Take every line from the listing below that includes "screenshot" and copy it.

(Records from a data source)
-.-.-

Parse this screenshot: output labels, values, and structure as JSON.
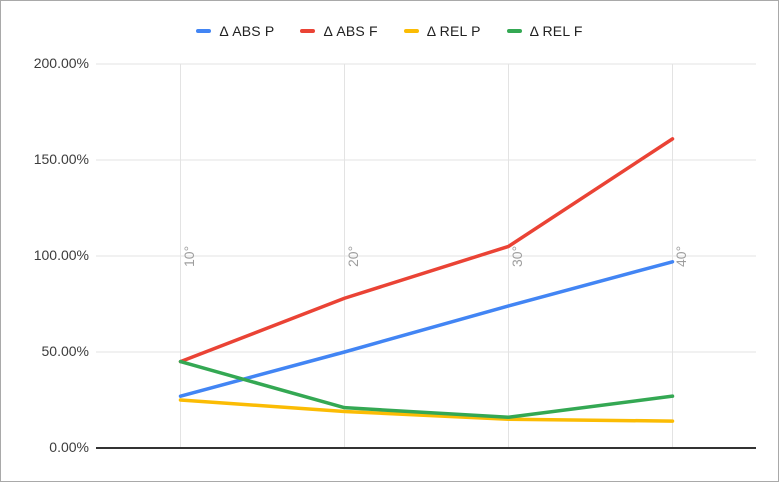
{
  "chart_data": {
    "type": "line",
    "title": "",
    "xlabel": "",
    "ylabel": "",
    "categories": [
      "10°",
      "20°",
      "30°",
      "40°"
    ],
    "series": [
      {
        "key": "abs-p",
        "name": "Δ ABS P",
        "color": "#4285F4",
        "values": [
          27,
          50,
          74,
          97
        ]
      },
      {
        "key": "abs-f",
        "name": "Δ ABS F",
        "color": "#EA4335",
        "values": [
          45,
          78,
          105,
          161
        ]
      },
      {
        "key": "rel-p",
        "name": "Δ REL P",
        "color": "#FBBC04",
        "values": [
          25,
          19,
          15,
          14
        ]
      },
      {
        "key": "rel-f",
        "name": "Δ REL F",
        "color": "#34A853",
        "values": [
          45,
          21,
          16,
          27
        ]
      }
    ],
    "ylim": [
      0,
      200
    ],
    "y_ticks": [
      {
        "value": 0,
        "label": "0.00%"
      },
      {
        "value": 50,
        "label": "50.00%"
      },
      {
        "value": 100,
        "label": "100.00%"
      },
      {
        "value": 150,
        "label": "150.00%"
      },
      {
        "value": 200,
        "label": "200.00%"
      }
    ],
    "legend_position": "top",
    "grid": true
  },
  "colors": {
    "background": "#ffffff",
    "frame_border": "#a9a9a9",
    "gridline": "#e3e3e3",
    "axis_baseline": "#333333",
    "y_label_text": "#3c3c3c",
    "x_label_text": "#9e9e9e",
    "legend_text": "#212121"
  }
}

-.-.-

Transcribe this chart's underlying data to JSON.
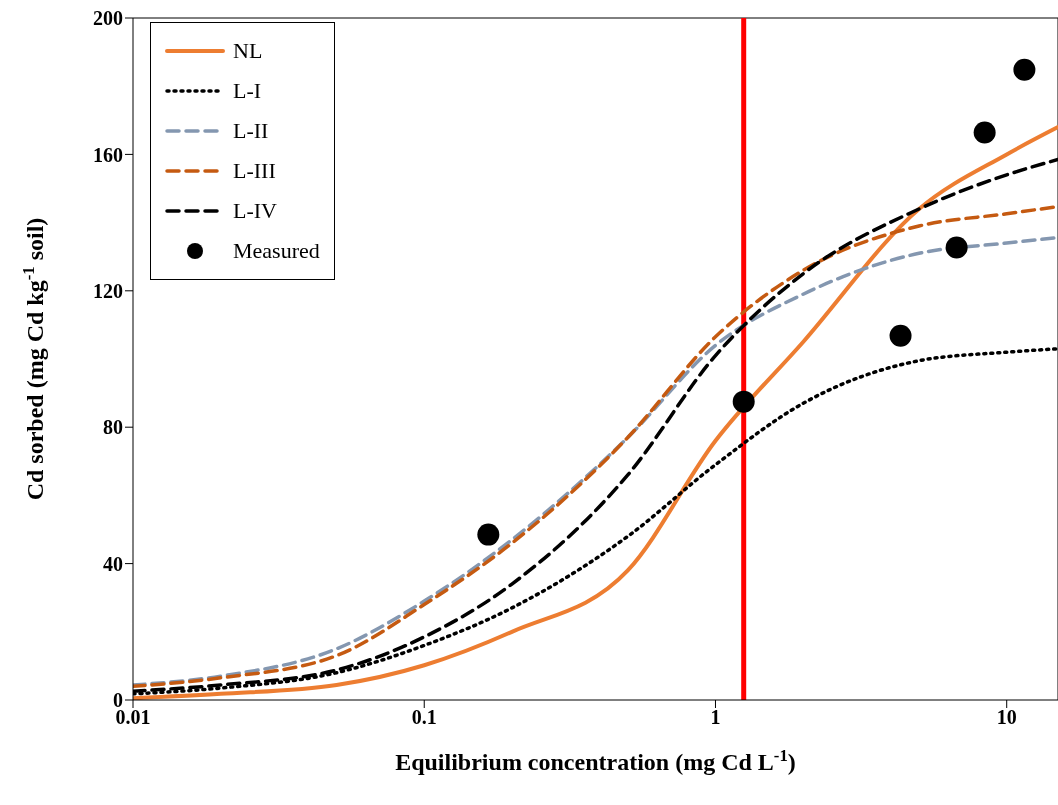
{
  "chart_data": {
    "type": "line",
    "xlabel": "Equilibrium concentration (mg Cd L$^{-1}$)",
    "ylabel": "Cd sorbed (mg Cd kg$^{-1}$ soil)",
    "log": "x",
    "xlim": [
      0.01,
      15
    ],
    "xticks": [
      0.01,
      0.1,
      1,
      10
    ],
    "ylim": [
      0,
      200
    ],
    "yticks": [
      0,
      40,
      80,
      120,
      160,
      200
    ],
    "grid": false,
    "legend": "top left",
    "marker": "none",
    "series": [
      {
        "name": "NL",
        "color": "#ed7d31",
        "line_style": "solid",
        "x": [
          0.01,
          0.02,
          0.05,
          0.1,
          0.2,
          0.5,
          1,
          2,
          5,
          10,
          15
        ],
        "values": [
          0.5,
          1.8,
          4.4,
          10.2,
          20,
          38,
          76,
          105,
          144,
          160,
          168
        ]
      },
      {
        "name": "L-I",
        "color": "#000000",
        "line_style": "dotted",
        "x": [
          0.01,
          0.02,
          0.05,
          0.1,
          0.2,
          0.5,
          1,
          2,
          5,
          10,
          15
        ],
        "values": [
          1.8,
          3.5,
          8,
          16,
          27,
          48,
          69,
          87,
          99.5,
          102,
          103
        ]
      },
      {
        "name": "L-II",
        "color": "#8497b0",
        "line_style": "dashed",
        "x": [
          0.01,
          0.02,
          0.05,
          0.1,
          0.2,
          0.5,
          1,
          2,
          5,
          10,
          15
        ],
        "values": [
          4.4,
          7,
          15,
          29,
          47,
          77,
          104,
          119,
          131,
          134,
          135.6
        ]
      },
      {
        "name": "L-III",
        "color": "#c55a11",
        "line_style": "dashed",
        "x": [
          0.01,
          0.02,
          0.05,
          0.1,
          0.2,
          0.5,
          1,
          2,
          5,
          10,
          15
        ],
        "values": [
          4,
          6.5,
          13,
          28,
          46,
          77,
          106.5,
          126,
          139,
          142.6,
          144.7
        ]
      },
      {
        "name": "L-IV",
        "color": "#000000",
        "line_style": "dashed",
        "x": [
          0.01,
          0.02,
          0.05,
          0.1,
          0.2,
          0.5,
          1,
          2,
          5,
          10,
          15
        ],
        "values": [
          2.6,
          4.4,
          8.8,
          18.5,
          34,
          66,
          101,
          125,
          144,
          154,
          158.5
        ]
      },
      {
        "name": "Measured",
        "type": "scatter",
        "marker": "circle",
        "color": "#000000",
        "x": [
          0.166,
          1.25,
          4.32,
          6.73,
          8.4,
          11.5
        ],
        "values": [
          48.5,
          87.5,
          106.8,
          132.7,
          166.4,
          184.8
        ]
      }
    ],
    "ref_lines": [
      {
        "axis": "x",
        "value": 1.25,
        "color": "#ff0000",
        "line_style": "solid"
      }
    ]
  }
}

-.-.-

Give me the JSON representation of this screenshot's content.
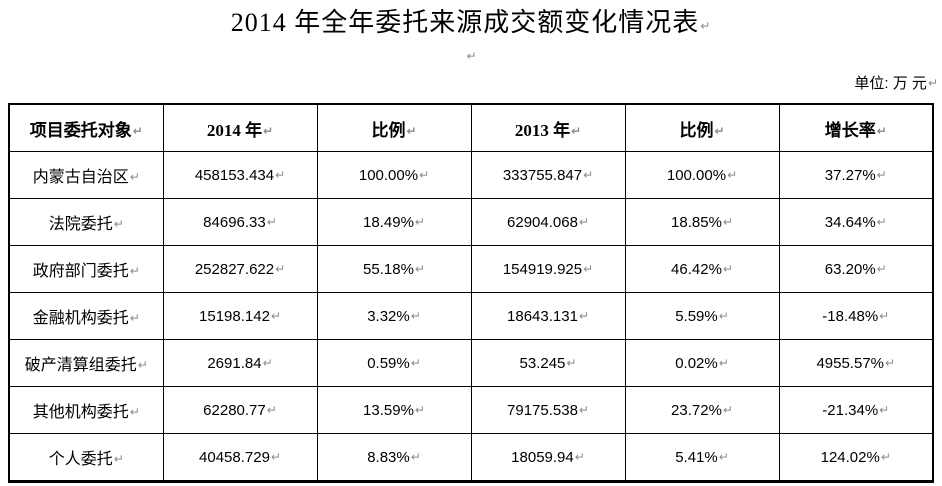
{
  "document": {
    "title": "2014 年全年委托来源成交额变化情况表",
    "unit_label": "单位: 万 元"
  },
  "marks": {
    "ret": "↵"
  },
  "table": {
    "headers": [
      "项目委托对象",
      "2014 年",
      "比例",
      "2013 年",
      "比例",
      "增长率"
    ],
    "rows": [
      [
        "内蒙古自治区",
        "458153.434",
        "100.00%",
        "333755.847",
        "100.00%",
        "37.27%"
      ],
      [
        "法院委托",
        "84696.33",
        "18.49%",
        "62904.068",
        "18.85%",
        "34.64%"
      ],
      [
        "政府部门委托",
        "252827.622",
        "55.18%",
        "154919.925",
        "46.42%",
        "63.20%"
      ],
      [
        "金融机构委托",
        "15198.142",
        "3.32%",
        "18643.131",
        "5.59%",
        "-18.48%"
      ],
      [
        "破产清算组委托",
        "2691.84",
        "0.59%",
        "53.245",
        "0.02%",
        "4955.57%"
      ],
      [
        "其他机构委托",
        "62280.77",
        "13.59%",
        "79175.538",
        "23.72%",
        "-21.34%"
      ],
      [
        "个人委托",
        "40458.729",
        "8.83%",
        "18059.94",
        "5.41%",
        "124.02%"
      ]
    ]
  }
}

-.-.-

Completed exercise:
Parse this screenshot: output labels, values, and structure as JSON.
Give me the JSON representation of this screenshot's content.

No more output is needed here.